> **TRY IT**: Please copy word for word the passage of the scleroderma discussion between "So I think from" and "to 10 years?", inclusive.

> **STUDY TEXT**:
=-=-=-=-=

So I think from a rheumatologist and a cardiologist or pulmonologist, it becomes an important conundrum whether, do you treat them aggressively? Or whether you don't treat them aggressively? And that's a question actually, for both of you. How do you approach a patient with scleroderma who has diabetes or diastolic dysfunction? And how do you treat them knowing that this will likely be the cause of their death in the next 5 to 10 years?
Dr. Saggar:
That's an issue that I think we deal with all the time. But, and to Rich's point earlier, since you can develop pulmonary pretension in the setting of scleroderma or systemic sclerosis, that spectrum of disease, or frankly any CTD from several different sort of mechanisms, right? I mean, you can come at it from a left heart mechanism, a thromboembolic mechanism, you know, a precapillary mechanism. And there may be other associated conditions as well, right? So you really are - you're dealing with such a heterogeneous potential for the type of pulmonary hypertension. But what you don't want to miss is Group 1 PAH. And because of its mortality.
Dr. Channick:
Let me dig in there a little bit. We have a couple of minutes. I mean, you’re pulmonologists, you’re world's expert in interstitial lung disease and pulmonary hypertension. How do you make that distinction? I mean, these people have a little ILD, they’ve got some PAH, how do you actually, in real life, determine what's causing what and how you should treat it?

=-=-=-=-=

Document layout analysis data
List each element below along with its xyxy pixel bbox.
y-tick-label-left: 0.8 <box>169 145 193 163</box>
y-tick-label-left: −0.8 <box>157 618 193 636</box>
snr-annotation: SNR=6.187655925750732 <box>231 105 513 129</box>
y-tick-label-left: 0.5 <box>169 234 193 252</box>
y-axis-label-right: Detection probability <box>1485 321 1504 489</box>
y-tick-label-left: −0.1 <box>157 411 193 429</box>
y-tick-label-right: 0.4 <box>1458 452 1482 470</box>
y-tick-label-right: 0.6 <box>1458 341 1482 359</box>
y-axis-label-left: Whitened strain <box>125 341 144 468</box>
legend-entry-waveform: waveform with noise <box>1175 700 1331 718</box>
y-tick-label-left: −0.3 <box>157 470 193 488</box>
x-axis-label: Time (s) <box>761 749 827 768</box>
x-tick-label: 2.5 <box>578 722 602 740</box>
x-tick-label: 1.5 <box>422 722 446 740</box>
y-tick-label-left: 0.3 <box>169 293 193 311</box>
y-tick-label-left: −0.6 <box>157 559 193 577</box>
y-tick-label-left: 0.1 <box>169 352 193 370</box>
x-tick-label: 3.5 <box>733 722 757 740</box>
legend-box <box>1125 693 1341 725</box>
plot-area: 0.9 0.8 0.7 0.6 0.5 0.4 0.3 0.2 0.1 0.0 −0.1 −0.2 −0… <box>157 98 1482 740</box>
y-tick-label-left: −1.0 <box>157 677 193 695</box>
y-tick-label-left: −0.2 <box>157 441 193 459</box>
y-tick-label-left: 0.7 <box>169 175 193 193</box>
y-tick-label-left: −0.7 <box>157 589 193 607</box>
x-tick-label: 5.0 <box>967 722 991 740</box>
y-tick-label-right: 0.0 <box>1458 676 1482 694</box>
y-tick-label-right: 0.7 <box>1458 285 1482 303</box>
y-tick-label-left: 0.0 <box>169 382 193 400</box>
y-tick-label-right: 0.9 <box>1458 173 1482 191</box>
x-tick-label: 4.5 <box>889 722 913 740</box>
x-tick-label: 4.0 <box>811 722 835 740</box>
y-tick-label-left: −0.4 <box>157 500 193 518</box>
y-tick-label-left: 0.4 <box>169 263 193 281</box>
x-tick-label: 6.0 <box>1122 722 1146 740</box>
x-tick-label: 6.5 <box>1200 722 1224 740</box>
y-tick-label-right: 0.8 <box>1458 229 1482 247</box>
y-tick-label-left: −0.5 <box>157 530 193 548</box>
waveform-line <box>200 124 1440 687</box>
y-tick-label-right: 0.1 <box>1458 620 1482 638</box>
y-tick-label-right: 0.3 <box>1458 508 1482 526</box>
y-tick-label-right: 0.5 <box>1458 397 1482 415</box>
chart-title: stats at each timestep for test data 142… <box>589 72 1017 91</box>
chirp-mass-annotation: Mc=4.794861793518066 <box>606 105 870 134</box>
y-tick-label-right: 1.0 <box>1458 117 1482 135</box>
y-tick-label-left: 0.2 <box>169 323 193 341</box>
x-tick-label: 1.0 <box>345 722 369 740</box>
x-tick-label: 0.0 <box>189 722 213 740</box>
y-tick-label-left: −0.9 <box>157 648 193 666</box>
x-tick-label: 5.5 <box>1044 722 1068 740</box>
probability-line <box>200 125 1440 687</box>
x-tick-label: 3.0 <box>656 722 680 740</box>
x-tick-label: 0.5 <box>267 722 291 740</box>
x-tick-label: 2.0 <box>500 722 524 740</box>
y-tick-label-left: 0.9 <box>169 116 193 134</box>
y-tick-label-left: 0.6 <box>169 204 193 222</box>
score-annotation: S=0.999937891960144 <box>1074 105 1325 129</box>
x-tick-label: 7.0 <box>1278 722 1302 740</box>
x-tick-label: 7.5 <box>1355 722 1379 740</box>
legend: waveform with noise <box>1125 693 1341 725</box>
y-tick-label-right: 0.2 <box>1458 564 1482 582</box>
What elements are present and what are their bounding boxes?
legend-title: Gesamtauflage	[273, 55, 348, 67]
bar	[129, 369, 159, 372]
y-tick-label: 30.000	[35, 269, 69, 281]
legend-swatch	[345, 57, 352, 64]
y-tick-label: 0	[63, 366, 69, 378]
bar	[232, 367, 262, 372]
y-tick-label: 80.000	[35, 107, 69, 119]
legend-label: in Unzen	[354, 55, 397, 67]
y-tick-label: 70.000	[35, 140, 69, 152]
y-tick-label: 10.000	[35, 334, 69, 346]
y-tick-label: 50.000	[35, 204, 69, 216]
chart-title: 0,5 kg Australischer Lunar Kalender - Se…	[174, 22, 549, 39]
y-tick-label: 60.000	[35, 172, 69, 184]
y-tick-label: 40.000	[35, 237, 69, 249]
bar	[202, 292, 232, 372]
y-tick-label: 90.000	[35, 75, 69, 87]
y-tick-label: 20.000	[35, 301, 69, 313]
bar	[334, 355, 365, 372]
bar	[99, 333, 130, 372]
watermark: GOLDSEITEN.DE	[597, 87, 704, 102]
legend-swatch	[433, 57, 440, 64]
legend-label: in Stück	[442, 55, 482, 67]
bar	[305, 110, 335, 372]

=-=-=-=-=

> **RESPONSE AREA**:
So I think from a rheumatologist and a cardiologist or pulmonologist, it becomes an important conundrum whether, do you treat them aggressively? Or whether you don't treat them aggressively? And that's a question actually, for both of you. How do you approach a patient with scleroderma who has diabetes or diastolic dysfunction? And how do you treat them knowing that this will likely be the cause of their death in the next 5 to 10 years?